Brief: Return the material exactly as supplied, apart from the pictures, which are omitted.

Task inputs:
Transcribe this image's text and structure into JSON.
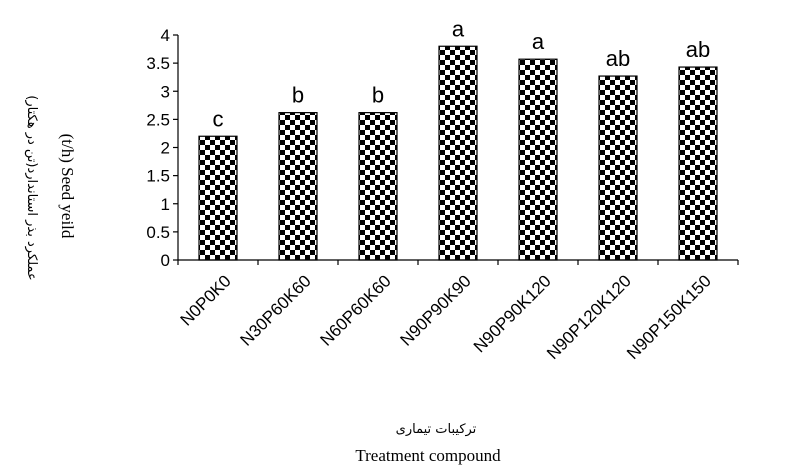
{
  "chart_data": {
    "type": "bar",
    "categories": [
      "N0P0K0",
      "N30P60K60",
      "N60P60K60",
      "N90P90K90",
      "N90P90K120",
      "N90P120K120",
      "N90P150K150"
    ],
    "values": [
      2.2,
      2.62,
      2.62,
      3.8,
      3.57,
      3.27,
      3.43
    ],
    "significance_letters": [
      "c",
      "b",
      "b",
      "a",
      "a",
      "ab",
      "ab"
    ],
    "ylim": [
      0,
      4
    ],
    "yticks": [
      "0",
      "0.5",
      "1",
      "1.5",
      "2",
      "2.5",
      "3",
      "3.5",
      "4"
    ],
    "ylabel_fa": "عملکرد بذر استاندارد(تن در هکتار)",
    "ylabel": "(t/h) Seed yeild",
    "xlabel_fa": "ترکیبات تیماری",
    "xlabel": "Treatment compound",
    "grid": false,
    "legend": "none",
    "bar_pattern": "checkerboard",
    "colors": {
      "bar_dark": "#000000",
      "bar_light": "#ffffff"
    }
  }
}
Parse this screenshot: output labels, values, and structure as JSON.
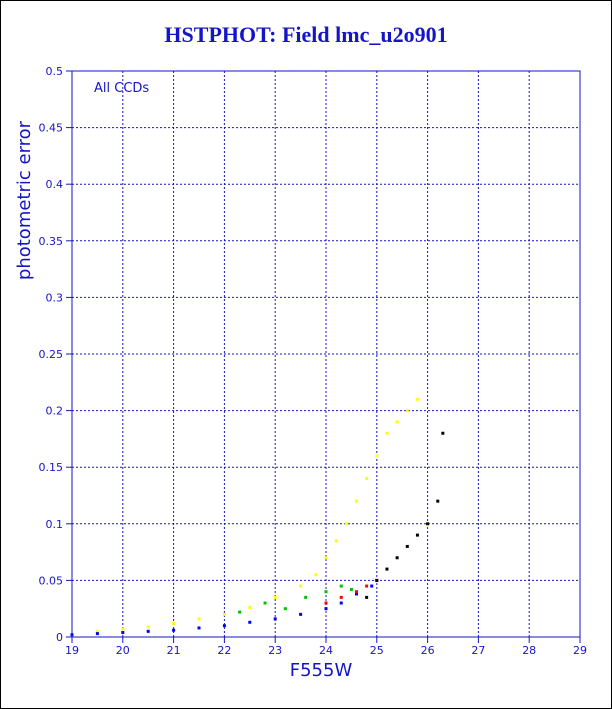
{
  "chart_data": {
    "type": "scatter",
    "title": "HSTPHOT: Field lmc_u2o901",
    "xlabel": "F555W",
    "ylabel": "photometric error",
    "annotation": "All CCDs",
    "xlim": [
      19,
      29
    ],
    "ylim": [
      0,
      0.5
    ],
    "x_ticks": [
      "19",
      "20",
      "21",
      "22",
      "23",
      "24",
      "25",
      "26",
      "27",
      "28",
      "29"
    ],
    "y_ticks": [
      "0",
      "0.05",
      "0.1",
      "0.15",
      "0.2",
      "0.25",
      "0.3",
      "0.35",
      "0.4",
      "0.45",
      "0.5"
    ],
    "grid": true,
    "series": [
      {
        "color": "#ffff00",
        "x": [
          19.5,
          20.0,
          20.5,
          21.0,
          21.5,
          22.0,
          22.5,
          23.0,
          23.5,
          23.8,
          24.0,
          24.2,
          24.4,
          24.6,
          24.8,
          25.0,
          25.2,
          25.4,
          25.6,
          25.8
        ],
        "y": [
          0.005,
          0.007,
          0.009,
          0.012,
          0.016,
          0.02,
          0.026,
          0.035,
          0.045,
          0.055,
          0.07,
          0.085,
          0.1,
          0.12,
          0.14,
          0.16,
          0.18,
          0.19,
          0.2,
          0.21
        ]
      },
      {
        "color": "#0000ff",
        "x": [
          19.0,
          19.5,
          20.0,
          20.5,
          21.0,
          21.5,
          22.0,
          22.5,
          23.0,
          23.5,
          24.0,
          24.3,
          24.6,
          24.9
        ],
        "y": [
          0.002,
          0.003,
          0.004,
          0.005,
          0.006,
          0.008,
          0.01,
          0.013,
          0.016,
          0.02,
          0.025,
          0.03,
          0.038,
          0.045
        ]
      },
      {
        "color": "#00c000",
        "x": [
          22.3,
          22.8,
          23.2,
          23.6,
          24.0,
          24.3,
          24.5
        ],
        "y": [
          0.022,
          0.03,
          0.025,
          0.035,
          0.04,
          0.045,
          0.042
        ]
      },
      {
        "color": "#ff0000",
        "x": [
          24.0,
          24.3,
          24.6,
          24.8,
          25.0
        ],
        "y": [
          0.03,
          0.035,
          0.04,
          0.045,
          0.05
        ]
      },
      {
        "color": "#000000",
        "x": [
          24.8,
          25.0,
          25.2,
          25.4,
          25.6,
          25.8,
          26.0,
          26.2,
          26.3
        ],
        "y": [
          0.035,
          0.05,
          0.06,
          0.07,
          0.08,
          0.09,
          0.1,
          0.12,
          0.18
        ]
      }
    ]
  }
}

Written solution:
Transcribe this image's text and structure into JSON.
{
  "chart_data": {
    "type": "bar",
    "categories": [
      "N0P0K0",
      "N30P60K60",
      "N60P60K60",
      "N90P90K90",
      "N90P90K120",
      "N90P120K120",
      "N90P150K150"
    ],
    "values": [
      2.2,
      2.62,
      2.62,
      3.8,
      3.57,
      3.27,
      3.43
    ],
    "significance_letters": [
      "c",
      "b",
      "b",
      "a",
      "a",
      "ab",
      "ab"
    ],
    "ylim": [
      0,
      4
    ],
    "yticks": [
      "0",
      "0.5",
      "1",
      "1.5",
      "2",
      "2.5",
      "3",
      "3.5",
      "4"
    ],
    "ylabel_fa": "عملکرد بذر استاندارد(تن در هکتار)",
    "ylabel": "(t/h) Seed yeild",
    "xlabel_fa": "ترکیبات تیماری",
    "xlabel": "Treatment compound",
    "grid": false,
    "legend": "none",
    "bar_pattern": "checkerboard",
    "colors": {
      "bar_dark": "#000000",
      "bar_light": "#ffffff"
    }
  }
}
Parse this screenshot: output labels, values, and structure as JSON.
{
  "chart_data": {
    "type": "scatter",
    "title": "HSTPHOT: Field lmc_u2o901",
    "xlabel": "F555W",
    "ylabel": "photometric error",
    "annotation": "All CCDs",
    "xlim": [
      19,
      29
    ],
    "ylim": [
      0,
      0.5
    ],
    "x_ticks": [
      "19",
      "20",
      "21",
      "22",
      "23",
      "24",
      "25",
      "26",
      "27",
      "28",
      "29"
    ],
    "y_ticks": [
      "0",
      "0.05",
      "0.1",
      "0.15",
      "0.2",
      "0.25",
      "0.3",
      "0.35",
      "0.4",
      "0.45",
      "0.5"
    ],
    "grid": true,
    "series": [
      {
        "color": "#ffff00",
        "x": [
          19.5,
          20.0,
          20.5,
          21.0,
          21.5,
          22.0,
          22.5,
          23.0,
          23.5,
          23.8,
          24.0,
          24.2,
          24.4,
          24.6,
          24.8,
          25.0,
          25.2,
          25.4,
          25.6,
          25.8
        ],
        "y": [
          0.005,
          0.007,
          0.009,
          0.012,
          0.016,
          0.02,
          0.026,
          0.035,
          0.045,
          0.055,
          0.07,
          0.085,
          0.1,
          0.12,
          0.14,
          0.16,
          0.18,
          0.19,
          0.2,
          0.21
        ]
      },
      {
        "color": "#0000ff",
        "x": [
          19.0,
          19.5,
          20.0,
          20.5,
          21.0,
          21.5,
          22.0,
          22.5,
          23.0,
          23.5,
          24.0,
          24.3,
          24.6,
          24.9
        ],
        "y": [
          0.002,
          0.003,
          0.004,
          0.005,
          0.006,
          0.008,
          0.01,
          0.013,
          0.016,
          0.02,
          0.025,
          0.03,
          0.038,
          0.045
        ]
      },
      {
        "color": "#00c000",
        "x": [
          22.3,
          22.8,
          23.2,
          23.6,
          24.0,
          24.3,
          24.5
        ],
        "y": [
          0.022,
          0.03,
          0.025,
          0.035,
          0.04,
          0.045,
          0.042
        ]
      },
      {
        "color": "#ff0000",
        "x": [
          24.0,
          24.3,
          24.6,
          24.8,
          25.0
        ],
        "y": [
          0.03,
          0.035,
          0.04,
          0.045,
          0.05
        ]
      },
      {
        "color": "#000000",
        "x": [
          24.8,
          25.0,
          25.2,
          25.4,
          25.6,
          25.8,
          26.0,
          26.2,
          26.3
        ],
        "y": [
          0.035,
          0.05,
          0.06,
          0.07,
          0.08,
          0.09,
          0.1,
          0.12,
          0.18
        ]
      }
    ]
  }
}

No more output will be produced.